-- Begin Dataset rows --

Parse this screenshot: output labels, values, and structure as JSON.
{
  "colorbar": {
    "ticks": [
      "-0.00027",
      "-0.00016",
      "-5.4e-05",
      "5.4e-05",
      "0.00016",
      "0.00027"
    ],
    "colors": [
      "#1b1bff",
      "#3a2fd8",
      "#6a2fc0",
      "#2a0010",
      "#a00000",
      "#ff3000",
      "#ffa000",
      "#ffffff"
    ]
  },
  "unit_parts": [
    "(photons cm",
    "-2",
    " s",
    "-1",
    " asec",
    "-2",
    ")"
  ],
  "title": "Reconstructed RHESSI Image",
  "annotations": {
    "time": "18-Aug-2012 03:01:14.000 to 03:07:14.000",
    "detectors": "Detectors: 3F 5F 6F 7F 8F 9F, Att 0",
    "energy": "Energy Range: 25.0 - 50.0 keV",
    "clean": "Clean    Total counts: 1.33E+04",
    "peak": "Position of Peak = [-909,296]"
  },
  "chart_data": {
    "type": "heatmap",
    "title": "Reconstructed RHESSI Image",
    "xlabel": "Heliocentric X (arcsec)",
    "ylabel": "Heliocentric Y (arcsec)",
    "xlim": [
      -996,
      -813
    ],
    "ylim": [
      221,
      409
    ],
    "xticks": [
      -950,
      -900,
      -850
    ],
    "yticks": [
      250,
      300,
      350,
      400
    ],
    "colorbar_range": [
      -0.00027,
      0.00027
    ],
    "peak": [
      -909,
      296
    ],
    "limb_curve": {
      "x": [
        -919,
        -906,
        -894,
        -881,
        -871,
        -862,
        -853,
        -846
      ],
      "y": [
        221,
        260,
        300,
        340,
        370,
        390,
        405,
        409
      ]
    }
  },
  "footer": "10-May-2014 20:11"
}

-- End Dataset rows --

The problem –
What is the number of lines in the records above that include the word "RHESSI"? Reply with that number and nothing more.

Full solution –
2